* What to do *
Can you reproduce the data beneath, keeping every line exact?

* Data entries *
+++++

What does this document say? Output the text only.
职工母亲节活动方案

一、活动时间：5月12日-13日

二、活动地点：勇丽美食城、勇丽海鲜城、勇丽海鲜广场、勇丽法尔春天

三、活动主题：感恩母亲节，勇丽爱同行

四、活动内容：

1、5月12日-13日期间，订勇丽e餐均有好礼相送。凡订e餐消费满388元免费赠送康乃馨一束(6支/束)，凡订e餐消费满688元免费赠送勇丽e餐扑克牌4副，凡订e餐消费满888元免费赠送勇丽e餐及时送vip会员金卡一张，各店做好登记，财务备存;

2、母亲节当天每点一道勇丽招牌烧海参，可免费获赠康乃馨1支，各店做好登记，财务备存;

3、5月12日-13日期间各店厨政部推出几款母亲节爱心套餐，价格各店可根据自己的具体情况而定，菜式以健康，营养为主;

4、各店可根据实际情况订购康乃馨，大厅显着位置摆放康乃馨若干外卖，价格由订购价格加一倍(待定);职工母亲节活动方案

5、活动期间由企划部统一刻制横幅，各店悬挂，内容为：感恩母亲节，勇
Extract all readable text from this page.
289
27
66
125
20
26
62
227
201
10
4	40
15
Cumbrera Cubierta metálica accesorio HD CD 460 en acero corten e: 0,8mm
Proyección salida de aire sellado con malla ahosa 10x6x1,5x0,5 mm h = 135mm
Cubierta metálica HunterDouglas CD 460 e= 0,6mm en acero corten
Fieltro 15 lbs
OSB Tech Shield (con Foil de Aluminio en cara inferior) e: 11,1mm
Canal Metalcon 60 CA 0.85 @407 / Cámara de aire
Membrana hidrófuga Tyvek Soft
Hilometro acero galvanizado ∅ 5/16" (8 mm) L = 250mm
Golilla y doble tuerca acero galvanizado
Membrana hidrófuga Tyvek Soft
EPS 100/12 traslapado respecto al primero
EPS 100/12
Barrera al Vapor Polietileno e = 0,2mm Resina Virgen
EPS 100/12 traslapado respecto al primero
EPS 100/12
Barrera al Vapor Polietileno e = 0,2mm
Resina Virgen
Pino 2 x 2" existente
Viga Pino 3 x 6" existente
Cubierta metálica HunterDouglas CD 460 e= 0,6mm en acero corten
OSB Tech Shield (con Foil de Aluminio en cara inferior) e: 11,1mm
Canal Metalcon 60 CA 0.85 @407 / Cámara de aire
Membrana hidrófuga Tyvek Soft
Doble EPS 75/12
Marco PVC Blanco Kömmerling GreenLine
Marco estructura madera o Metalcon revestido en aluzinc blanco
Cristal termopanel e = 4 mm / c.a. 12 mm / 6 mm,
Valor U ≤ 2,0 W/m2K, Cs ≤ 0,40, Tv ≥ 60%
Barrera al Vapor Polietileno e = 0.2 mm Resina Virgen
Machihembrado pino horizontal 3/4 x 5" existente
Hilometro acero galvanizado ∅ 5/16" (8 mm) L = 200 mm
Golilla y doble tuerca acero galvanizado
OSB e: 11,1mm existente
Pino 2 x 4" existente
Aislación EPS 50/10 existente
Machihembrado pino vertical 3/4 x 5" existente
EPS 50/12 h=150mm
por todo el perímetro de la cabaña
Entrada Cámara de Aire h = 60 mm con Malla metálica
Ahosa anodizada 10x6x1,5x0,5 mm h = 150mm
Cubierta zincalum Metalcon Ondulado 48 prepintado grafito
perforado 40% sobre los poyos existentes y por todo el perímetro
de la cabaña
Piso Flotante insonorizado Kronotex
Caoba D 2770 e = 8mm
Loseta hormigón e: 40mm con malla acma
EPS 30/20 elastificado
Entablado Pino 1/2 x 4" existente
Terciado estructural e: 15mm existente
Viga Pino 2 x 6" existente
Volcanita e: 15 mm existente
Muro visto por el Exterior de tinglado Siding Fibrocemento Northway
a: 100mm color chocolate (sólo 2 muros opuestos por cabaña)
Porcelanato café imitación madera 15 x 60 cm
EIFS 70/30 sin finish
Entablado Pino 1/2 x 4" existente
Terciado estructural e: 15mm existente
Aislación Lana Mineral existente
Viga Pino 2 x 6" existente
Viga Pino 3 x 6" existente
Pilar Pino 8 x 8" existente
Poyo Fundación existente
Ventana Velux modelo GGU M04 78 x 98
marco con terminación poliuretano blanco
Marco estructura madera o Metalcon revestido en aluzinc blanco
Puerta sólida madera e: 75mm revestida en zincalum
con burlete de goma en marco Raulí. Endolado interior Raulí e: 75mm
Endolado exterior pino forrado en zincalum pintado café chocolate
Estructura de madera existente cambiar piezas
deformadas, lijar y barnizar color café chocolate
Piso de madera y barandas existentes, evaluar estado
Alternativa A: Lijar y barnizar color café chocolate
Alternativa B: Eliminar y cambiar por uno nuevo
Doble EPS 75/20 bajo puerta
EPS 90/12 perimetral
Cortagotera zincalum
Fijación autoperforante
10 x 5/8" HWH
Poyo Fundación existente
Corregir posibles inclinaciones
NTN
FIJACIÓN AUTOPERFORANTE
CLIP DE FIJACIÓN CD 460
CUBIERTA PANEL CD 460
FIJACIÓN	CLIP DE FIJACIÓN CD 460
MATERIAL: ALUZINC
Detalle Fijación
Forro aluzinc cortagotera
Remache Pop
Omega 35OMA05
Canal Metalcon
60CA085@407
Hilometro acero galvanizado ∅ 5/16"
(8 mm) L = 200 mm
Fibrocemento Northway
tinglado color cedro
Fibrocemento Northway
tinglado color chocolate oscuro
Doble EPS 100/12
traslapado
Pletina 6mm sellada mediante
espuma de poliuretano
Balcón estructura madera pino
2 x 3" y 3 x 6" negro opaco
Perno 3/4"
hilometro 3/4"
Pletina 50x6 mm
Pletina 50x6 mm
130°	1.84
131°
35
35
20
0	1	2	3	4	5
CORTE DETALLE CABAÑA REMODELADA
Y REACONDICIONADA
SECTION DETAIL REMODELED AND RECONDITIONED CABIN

+++++

* Result of the task *
What does this document say? Output the text only.
职工母亲节活动方案

一、活动时间：5月12日-13日

二、活动地点：勇丽美食城、勇丽海鲜城、勇丽海鲜广场、勇丽法尔春天

三、活动主题：感恩母亲节，勇丽爱同行

四、活动内容：

1、5月12日-13日期间，订勇丽e餐均有好礼相送。凡订e餐消费满388元免费赠送康乃馨一束(6支/束)，凡订e餐消费满688元免费赠送勇丽e餐扑克牌4副，凡订e餐消费满888元免费赠送勇丽e餐及时送vip会员金卡一张，各店做好登记，财务备存;

2、母亲节当天每点一道勇丽招牌烧海参，可免费获赠康乃馨1支，各店做好登记，财务备存;

3、5月12日-13日期间各店厨政部推出几款母亲节爱心套餐，价格各店可根据自己的具体情况而定，菜式以健康，营养为主;

4、各店可根据实际情况订购康乃馨，大厅显着位置摆放康乃馨若干外卖，价格由订购价格加一倍(待定);职工母亲节活动方案

5、活动期间由企划部统一刻制横幅，各店悬挂，内容为：感恩母亲节，勇
Extract all readable text from this page.
289
27
66
125
20
26
62
227
201
10
4	40
15
Cumbrera Cubierta metálica accesorio HD CD 460 en acero corten e: 0,8mm
Proyección salida de aire sellado con malla ahosa 10x6x1,5x0,5 mm h = 135mm
Cubierta metálica HunterDouglas CD 460 e= 0,6mm en acero corten
Fieltro 15 lbs
OSB Tech Shield (con Foil de Aluminio en cara inferior) e: 11,1mm
Canal Metalcon 60 CA 0.85 @407 / Cámara de aire
Membrana hidrófuga Tyvek Soft
Hilometro acero galvanizado ∅ 5/16" (8 mm) L = 250mm
Golilla y doble tuerca acero galvanizado
Membrana hidrófuga Tyvek Soft
EPS 100/12 traslapado respecto al primero
EPS 100/12
Barrera al Vapor Polietileno e = 0,2mm Resina Virgen
EPS 100/12 traslapado respecto al primero
EPS 100/12
Barrera al Vapor Polietileno e = 0,2mm
Resina Virgen
Pino 2 x 2" existente
Viga Pino 3 x 6" existente
Cubierta metálica HunterDouglas CD 460 e= 0,6mm en acero corten
OSB Tech Shield (con Foil de Aluminio en cara inferior) e: 11,1mm
Canal Metalcon 60 CA 0.85 @407 / Cámara de aire
Membrana hidrófuga Tyvek Soft
Doble EPS 75/12
Marco PVC Blanco Kömmerling GreenLine
Marco estructura madera o Metalcon revestido en aluzinc blanco
Cristal termopanel e = 4 mm / c.a. 12 mm / 6 mm,
Valor U ≤ 2,0 W/m2K, Cs ≤ 0,40, Tv ≥ 60%
Barrera al Vapor Polietileno e = 0.2 mm Resina Virgen
Machihembrado pino horizontal 3/4 x 5" existente
Hilometro acero galvanizado ∅ 5/16" (8 mm) L = 200 mm
Golilla y doble tuerca acero galvanizado
OSB e: 11,1mm existente
Pino 2 x 4" existente
Aislación EPS 50/10 existente
Machihembrado pino vertical 3/4 x 5" existente
EPS 50/12 h=150mm
por todo el perímetro de la cabaña
Entrada Cámara de Aire h = 60 mm con Malla metálica
Ahosa anodizada 10x6x1,5x0,5 mm h = 150mm
Cubierta zincalum Metalcon Ondulado 48 prepintado grafito
perforado 40% sobre los poyos existentes y por todo el perímetro
de la cabaña
Piso Flotante insonorizado Kronotex
Caoba D 2770 e = 8mm
Loseta hormigón e: 40mm con malla acma
EPS 30/20 elastificado
Entablado Pino 1/2 x 4" existente
Terciado estructural e: 15mm existente
Viga Pino 2 x 6" existente
Volcanita e: 15 mm existente
Muro visto por el Exterior de tinglado Siding Fibrocemento Northway
a: 100mm color chocolate (sólo 2 muros opuestos por cabaña)
Porcelanato café imitación madera 15 x 60 cm
EIFS 70/30 sin finish
Entablado Pino 1/2 x 4" existente
Terciado estructural e: 15mm existente
Aislación Lana Mineral existente
Viga Pino 2 x 6" existente
Viga Pino 3 x 6" existente
Pilar Pino 8 x 8" existente
Poyo Fundación existente
Ventana Velux modelo GGU M04 78 x 98
marco con terminación poliuretano blanco
Marco estructura madera o Metalcon revestido en aluzinc blanco
Puerta sólida madera e: 75mm revestida en zincalum
con burlete de goma en marco Raulí. Endolado interior Raulí e: 75mm
Endolado exterior pino forrado en zincalum pintado café chocolate
Estructura de madera existente cambiar piezas
deformadas, lijar y barnizar color café chocolate
Piso de madera y barandas existentes, evaluar estado
Alternativa A: Lijar y barnizar color café chocolate
Alternativa B: Eliminar y cambiar por uno nuevo
Doble EPS 75/20 bajo puerta
EPS 90/12 perimetral
Cortagotera zincalum
Fijación autoperforante
10 x 5/8" HWH
Poyo Fundación existente
Corregir posibles inclinaciones
NTN
FIJACIÓN AUTOPERFORANTE
CLIP DE FIJACIÓN CD 460
CUBIERTA PANEL CD 460
FIJACIÓN	CLIP DE FIJACIÓN CD 460
MATERIAL: ALUZINC
Detalle Fijación
Forro aluzinc cortagotera
Remache Pop
Omega 35OMA05
Canal Metalcon
60CA085@407
Hilometro acero galvanizado ∅ 5/16"
(8 mm) L = 200 mm
Fibrocemento Northway
tinglado color cedro
Fibrocemento Northway
tinglado color chocolate oscuro
Doble EPS 100/12
traslapado
Pletina 6mm sellada mediante
espuma de poliuretano
Balcón estructura madera pino
2 x 3" y 3 x 6" negro opaco
Perno 3/4"
hilometro 3/4"
Pletina 50x6 mm
Pletina 50x6 mm
130°	1.84
131°
35
35
20
0	1	2	3	4	5
CORTE DETALLE CABAÑA REMODELADA
Y REACONDICIONADA
SECTION DETAIL REMODELED AND RECONDITIONED CABIN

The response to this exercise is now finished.